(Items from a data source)
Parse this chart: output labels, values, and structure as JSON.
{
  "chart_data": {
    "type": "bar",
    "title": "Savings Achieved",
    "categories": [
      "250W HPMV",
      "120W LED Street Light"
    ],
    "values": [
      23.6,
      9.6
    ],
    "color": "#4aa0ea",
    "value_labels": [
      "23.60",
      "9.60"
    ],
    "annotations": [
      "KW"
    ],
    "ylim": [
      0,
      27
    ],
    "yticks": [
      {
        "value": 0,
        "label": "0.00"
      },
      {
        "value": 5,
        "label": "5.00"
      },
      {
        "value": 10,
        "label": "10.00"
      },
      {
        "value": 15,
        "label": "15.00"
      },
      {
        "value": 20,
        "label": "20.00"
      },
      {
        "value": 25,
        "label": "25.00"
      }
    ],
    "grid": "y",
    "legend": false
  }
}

§ **Written exercise**:
Repeat the records exactly, including every line.

§ **Full solution**:
Parse this chart: output labels, values, and structure as JSON.
{
  "chart_data": {
    "type": "bar",
    "title": "Savings Achieved",
    "categories": [
      "250W HPMV",
      "120W LED Street Light"
    ],
    "values": [
      23.6,
      9.6
    ],
    "color": "#4aa0ea",
    "value_labels": [
      "23.60",
      "9.60"
    ],
    "annotations": [
      "KW"
    ],
    "ylim": [
      0,
      27
    ],
    "yticks": [
      {
        "value": 0,
        "label": "0.00"
      },
      {
        "value": 5,
        "label": "5.00"
      },
      {
        "value": 10,
        "label": "10.00"
      },
      {
        "value": 15,
        "label": "15.00"
      },
      {
        "value": 20,
        "label": "20.00"
      },
      {
        "value": 25,
        "label": "25.00"
      }
    ],
    "grid": "y",
    "legend": false
  }
}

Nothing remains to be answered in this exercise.